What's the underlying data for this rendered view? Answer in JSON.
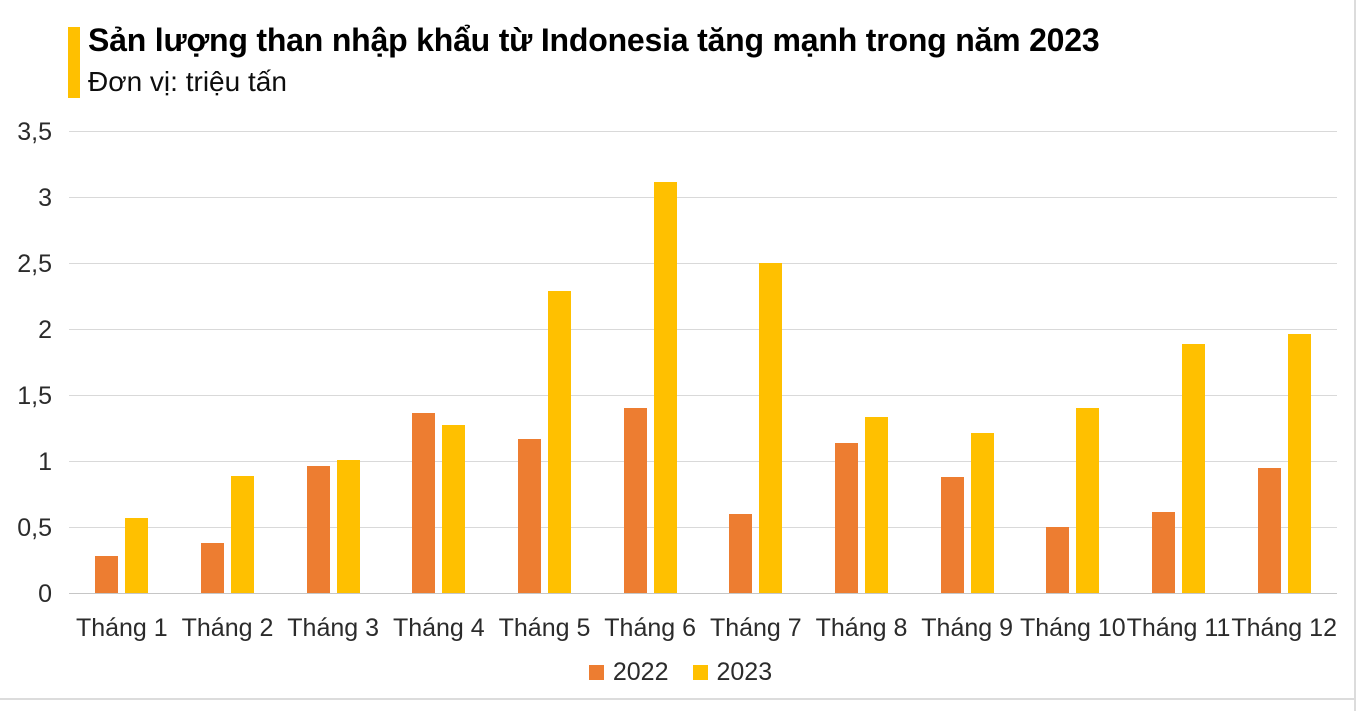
{
  "header": {
    "title": "Sản lượng than nhập khẩu từ Indonesia tăng mạnh trong năm 2023",
    "subtitle": "Đơn vị: triệu tấn",
    "accent_color": "#FFC000"
  },
  "chart_data": {
    "type": "bar",
    "title": "Sản lượng than nhập khẩu từ Indonesia tăng mạnh trong năm 2023",
    "unit_label": "Đơn vị: triệu tấn",
    "categories": [
      "Tháng 1",
      "Tháng 2",
      "Tháng 3",
      "Tháng 4",
      "Tháng 5",
      "Tháng 6",
      "Tháng 7",
      "Tháng 8",
      "Tháng 9",
      "Tháng 10",
      "Tháng 11",
      "Tháng 12"
    ],
    "series": [
      {
        "name": "2022",
        "color": "#ED7D31",
        "values": [
          0.28,
          0.38,
          0.96,
          1.36,
          1.17,
          1.4,
          0.6,
          1.14,
          0.88,
          0.5,
          0.61,
          0.95
        ]
      },
      {
        "name": "2023",
        "color": "#FFC000",
        "values": [
          0.57,
          0.89,
          1.01,
          1.27,
          2.29,
          3.11,
          2.5,
          1.33,
          1.21,
          1.4,
          1.89,
          1.96
        ]
      }
    ],
    "xlabel": "",
    "ylabel": "",
    "ylim": [
      0,
      3.5
    ],
    "ytick_values": [
      0,
      0.5,
      1,
      1.5,
      2,
      2.5,
      3,
      3.5
    ],
    "ytick_labels": [
      "0",
      "0,5",
      "1",
      "1,5",
      "2",
      "2,5",
      "3",
      "3,5"
    ],
    "grid": true,
    "gridline_color": "#D9D9D9",
    "legend_position": "bottom"
  }
}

■ Aim: Write out the records above exactly as they appear, leaving out any pictures.

■ Exercise result:
What's the underlying data for this rendered view? Answer in JSON.
{
  "header": {
    "title": "Sản lượng than nhập khẩu từ Indonesia tăng mạnh trong năm 2023",
    "subtitle": "Đơn vị: triệu tấn",
    "accent_color": "#FFC000"
  },
  "chart_data": {
    "type": "bar",
    "title": "Sản lượng than nhập khẩu từ Indonesia tăng mạnh trong năm 2023",
    "unit_label": "Đơn vị: triệu tấn",
    "categories": [
      "Tháng 1",
      "Tháng 2",
      "Tháng 3",
      "Tháng 4",
      "Tháng 5",
      "Tháng 6",
      "Tháng 7",
      "Tháng 8",
      "Tháng 9",
      "Tháng 10",
      "Tháng 11",
      "Tháng 12"
    ],
    "series": [
      {
        "name": "2022",
        "color": "#ED7D31",
        "values": [
          0.28,
          0.38,
          0.96,
          1.36,
          1.17,
          1.4,
          0.6,
          1.14,
          0.88,
          0.5,
          0.61,
          0.95
        ]
      },
      {
        "name": "2023",
        "color": "#FFC000",
        "values": [
          0.57,
          0.89,
          1.01,
          1.27,
          2.29,
          3.11,
          2.5,
          1.33,
          1.21,
          1.4,
          1.89,
          1.96
        ]
      }
    ],
    "xlabel": "",
    "ylabel": "",
    "ylim": [
      0,
      3.5
    ],
    "ytick_values": [
      0,
      0.5,
      1,
      1.5,
      2,
      2.5,
      3,
      3.5
    ],
    "ytick_labels": [
      "0",
      "0,5",
      "1",
      "1,5",
      "2",
      "2,5",
      "3",
      "3,5"
    ],
    "grid": true,
    "gridline_color": "#D9D9D9",
    "legend_position": "bottom"
  }
}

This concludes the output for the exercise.